##### DATA LISTING

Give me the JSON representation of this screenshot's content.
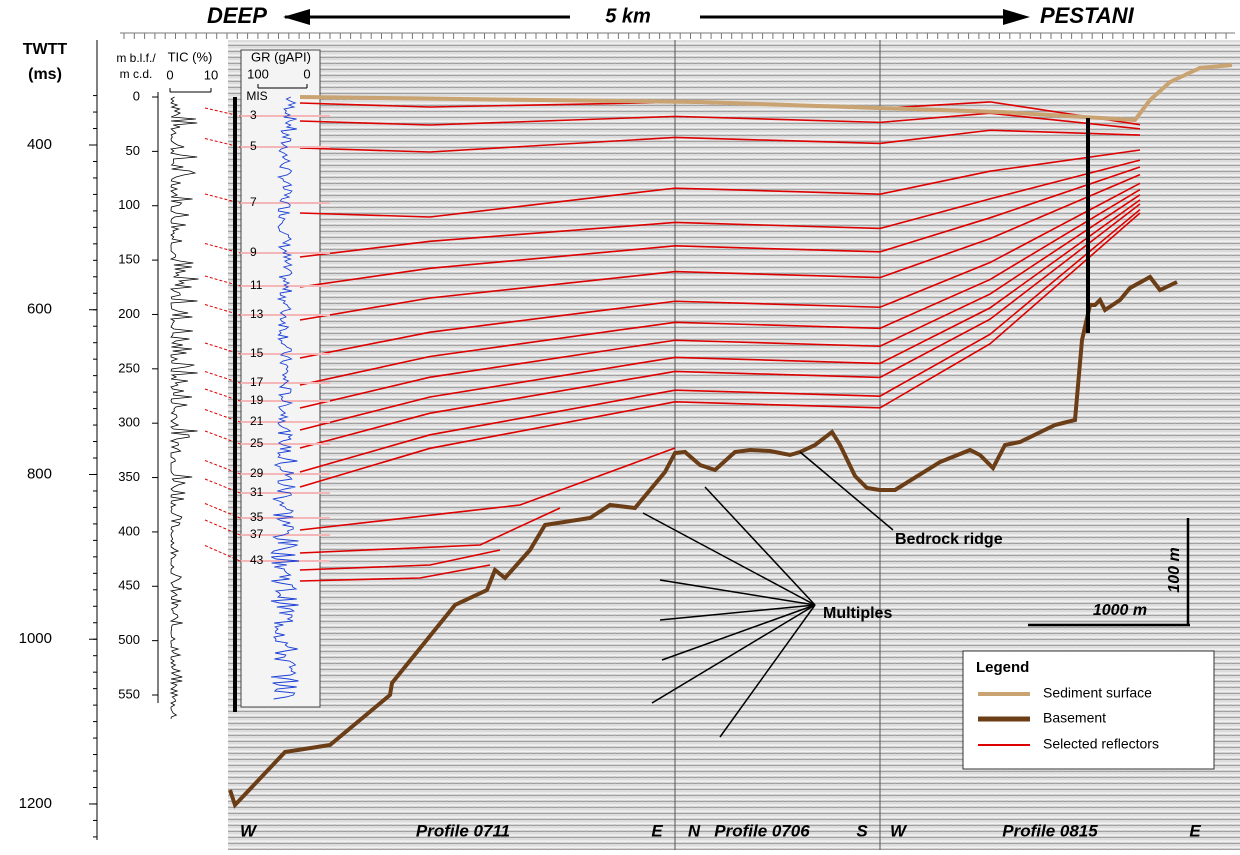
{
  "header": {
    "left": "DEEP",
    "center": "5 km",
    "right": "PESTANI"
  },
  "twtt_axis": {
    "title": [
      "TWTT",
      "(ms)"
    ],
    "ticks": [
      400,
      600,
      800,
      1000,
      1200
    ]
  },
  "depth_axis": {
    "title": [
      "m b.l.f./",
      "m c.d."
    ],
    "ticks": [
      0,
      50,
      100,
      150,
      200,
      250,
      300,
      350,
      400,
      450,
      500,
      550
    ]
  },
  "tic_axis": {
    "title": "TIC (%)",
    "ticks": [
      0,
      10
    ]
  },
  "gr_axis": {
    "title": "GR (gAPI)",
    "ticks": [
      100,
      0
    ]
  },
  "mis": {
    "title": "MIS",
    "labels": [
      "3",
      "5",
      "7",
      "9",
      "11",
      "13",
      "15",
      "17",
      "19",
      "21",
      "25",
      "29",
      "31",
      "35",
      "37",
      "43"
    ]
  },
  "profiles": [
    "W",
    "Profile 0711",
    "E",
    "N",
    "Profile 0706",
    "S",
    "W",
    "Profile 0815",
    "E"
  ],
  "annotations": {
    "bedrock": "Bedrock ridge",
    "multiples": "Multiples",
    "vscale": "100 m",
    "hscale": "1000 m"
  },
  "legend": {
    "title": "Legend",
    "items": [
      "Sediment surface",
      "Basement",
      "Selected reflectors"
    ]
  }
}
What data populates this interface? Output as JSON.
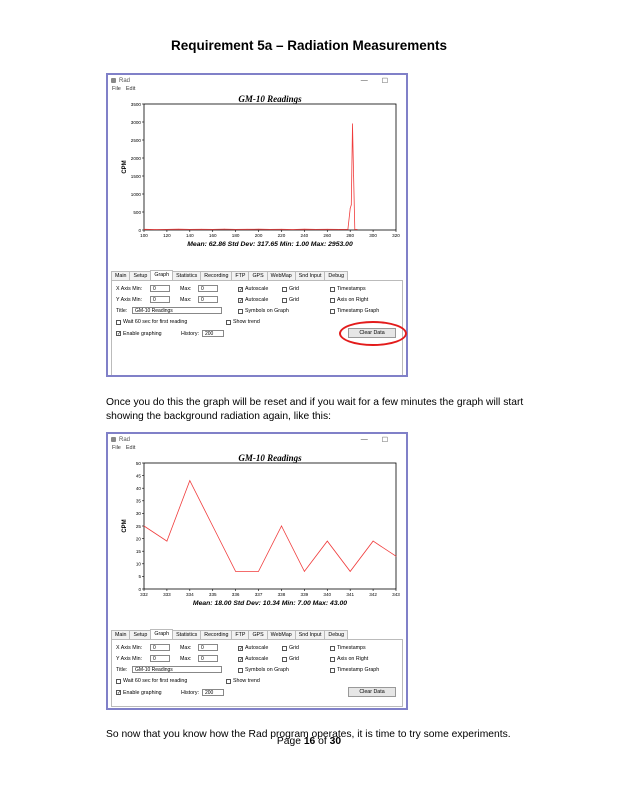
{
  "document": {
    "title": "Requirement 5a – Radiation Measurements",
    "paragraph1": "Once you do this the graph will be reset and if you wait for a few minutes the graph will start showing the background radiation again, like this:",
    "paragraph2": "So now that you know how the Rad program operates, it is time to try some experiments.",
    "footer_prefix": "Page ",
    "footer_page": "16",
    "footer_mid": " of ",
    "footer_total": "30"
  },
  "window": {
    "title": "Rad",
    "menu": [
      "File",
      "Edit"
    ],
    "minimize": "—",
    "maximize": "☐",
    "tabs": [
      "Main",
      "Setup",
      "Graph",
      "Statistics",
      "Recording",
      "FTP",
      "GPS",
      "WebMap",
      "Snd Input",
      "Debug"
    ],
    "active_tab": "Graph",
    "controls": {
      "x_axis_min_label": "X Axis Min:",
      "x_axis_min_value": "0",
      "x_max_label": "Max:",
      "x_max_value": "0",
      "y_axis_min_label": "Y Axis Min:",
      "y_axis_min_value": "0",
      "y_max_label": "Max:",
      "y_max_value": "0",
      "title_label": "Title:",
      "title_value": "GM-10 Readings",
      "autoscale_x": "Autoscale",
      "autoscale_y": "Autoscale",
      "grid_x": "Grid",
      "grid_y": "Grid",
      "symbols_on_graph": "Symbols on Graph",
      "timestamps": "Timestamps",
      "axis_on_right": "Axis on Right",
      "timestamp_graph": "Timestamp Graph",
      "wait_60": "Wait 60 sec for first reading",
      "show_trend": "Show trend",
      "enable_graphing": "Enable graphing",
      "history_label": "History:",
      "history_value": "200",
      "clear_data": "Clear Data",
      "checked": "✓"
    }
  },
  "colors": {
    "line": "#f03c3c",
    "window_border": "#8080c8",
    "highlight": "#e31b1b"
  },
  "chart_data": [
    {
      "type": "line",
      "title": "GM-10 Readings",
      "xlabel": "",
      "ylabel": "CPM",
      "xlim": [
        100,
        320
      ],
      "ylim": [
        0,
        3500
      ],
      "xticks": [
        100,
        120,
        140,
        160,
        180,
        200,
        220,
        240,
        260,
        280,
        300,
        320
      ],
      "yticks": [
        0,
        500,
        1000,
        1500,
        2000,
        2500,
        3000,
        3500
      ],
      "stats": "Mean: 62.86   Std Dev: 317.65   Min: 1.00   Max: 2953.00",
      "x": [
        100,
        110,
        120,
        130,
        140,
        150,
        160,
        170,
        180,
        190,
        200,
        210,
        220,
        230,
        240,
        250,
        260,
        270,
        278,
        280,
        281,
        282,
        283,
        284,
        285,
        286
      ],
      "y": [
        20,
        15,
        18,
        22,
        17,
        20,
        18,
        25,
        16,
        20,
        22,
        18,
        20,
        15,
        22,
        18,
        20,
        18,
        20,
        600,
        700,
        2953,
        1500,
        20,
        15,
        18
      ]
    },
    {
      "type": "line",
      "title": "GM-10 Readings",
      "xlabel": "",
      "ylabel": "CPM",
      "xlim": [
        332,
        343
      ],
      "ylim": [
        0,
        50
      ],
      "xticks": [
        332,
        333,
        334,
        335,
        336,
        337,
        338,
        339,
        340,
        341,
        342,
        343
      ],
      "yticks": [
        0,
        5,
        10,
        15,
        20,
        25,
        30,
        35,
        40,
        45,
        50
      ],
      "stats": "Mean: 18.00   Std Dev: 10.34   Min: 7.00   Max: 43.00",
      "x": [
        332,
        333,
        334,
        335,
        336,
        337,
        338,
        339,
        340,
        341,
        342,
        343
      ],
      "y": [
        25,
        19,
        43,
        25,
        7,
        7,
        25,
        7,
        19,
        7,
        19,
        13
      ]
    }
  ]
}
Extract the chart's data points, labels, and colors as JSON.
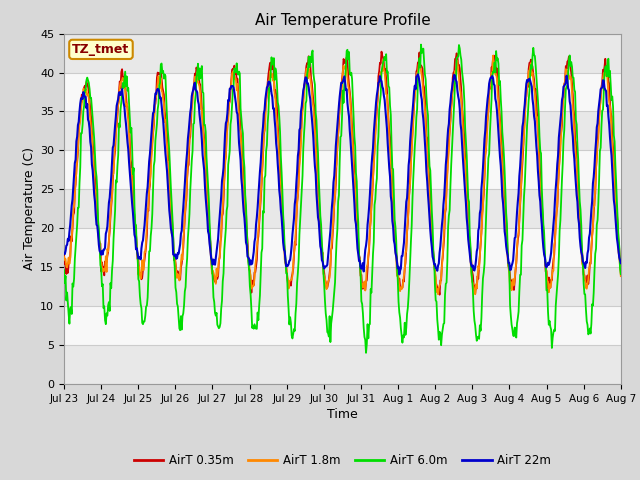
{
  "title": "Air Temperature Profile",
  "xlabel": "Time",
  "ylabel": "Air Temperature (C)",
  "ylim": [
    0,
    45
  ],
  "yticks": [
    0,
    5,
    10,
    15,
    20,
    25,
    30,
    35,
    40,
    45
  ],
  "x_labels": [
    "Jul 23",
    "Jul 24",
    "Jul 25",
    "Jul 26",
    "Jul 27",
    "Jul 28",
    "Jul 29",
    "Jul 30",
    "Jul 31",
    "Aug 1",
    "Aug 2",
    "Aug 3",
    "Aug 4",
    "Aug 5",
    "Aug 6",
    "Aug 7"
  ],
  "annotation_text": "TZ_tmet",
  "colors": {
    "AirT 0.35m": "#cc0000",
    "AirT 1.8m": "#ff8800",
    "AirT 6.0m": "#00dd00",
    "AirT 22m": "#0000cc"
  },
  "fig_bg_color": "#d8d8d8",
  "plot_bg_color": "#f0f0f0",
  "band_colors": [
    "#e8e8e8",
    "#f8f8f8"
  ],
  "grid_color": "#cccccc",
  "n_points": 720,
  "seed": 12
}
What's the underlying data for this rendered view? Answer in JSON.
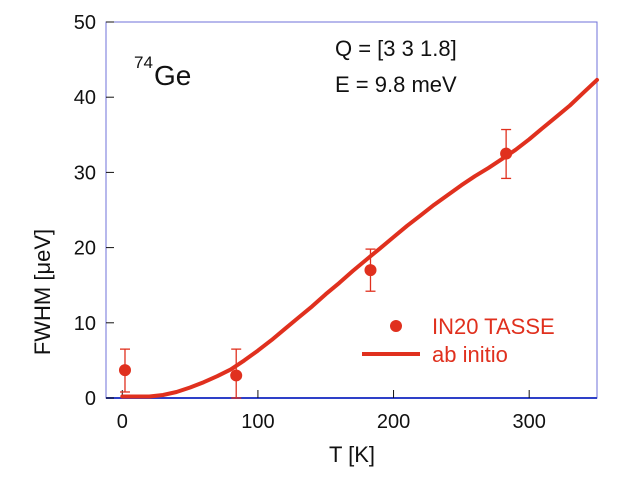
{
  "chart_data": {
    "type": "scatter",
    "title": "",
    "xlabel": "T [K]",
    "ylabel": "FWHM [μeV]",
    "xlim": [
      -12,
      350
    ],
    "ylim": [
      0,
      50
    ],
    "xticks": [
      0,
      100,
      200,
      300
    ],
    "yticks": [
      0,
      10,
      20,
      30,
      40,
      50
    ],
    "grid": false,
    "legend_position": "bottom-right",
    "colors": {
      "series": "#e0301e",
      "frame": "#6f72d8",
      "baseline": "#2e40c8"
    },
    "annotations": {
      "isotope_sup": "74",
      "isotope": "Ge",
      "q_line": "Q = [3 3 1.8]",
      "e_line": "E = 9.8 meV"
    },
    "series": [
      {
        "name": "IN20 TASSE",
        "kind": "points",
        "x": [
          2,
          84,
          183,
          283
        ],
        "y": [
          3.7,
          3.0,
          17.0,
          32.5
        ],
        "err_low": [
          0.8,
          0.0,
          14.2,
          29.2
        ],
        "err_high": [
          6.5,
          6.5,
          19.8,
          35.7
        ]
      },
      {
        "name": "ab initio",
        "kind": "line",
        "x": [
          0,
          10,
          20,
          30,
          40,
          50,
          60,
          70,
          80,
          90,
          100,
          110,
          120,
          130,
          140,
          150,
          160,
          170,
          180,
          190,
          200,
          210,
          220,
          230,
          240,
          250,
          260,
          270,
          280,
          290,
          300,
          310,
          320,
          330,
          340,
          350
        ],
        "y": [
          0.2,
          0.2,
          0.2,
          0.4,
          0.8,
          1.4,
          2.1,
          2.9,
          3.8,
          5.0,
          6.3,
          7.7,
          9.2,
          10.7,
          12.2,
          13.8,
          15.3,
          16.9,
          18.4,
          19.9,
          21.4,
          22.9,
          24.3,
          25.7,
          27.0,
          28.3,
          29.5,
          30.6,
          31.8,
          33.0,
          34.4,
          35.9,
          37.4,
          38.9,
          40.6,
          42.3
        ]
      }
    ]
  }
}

##########

> [WHAT THE TASK ASKS]
Gather up the lines containing the word "stats" from these records and copy them.

> [SOLUTION]
      "stats": "Mean: 62.86   Std Dev: 317.65   Min: 1.00   Max: 2953.00",
      "stats": "Mean: 18.00   Std Dev: 10.34   Min: 7.00   Max: 43.00",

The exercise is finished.